* **WRITTEN EXERCISE**
From the listing, collect all lines containing the word "this".

--- --- ---

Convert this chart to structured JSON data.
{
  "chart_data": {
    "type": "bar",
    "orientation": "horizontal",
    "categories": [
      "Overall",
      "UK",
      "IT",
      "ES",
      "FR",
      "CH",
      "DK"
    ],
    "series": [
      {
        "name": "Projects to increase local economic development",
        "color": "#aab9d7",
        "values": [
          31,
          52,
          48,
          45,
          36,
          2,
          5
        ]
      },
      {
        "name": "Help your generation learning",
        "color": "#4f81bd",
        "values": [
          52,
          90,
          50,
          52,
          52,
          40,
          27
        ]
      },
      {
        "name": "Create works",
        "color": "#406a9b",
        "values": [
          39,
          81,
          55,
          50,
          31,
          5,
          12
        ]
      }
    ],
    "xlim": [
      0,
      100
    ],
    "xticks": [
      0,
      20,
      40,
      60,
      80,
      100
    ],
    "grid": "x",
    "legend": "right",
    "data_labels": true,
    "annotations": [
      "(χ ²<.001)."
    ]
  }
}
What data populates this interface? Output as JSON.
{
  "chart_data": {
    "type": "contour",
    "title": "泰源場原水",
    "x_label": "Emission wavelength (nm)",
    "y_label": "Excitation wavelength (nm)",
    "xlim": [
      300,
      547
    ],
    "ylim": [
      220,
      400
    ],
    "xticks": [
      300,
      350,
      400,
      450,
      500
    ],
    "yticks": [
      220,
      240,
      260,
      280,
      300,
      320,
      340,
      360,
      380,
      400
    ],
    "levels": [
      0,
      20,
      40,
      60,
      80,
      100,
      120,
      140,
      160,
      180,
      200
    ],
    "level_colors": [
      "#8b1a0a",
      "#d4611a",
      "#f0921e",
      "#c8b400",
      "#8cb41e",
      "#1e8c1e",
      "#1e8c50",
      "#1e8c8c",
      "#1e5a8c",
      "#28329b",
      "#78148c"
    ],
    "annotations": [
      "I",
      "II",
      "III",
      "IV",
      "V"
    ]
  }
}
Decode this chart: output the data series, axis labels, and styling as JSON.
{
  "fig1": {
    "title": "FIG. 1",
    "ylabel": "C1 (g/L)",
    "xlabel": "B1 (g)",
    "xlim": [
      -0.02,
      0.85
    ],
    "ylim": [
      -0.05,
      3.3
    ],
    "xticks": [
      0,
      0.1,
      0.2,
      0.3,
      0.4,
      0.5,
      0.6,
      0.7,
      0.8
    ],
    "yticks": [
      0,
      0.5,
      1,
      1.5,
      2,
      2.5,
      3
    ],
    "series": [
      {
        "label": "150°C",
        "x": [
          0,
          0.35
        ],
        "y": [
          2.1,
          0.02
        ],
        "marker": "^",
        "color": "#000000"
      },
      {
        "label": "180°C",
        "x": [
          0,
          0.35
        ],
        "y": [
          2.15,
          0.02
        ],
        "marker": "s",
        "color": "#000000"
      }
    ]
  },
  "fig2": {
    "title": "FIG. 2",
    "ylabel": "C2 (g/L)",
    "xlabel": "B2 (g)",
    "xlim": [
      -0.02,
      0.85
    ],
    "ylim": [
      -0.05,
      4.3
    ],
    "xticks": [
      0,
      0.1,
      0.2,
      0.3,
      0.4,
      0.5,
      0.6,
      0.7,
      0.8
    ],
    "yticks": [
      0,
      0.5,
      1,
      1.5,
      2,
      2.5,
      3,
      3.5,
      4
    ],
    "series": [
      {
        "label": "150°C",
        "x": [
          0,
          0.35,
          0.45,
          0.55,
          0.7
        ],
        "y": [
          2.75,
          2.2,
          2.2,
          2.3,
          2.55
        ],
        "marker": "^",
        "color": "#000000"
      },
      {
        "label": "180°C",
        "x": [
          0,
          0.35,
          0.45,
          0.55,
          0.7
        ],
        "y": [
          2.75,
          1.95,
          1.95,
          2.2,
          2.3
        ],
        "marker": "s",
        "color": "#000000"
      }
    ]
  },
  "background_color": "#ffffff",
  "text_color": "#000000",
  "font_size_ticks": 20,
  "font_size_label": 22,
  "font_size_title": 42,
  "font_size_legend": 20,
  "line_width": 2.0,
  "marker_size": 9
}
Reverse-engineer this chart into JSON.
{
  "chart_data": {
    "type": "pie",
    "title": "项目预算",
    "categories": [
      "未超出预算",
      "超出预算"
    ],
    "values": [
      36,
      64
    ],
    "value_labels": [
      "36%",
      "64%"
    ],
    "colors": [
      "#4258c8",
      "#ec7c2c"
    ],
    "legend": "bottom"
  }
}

--- --- ---

* **ANSWER FOR THE TASK**
Convert this chart to structured JSON data.
What data populates this interface? Output as JSON.
Decode this chart: output the data series, axis labels, and styling as JSON.
Reverse-engineer this chart into JSON.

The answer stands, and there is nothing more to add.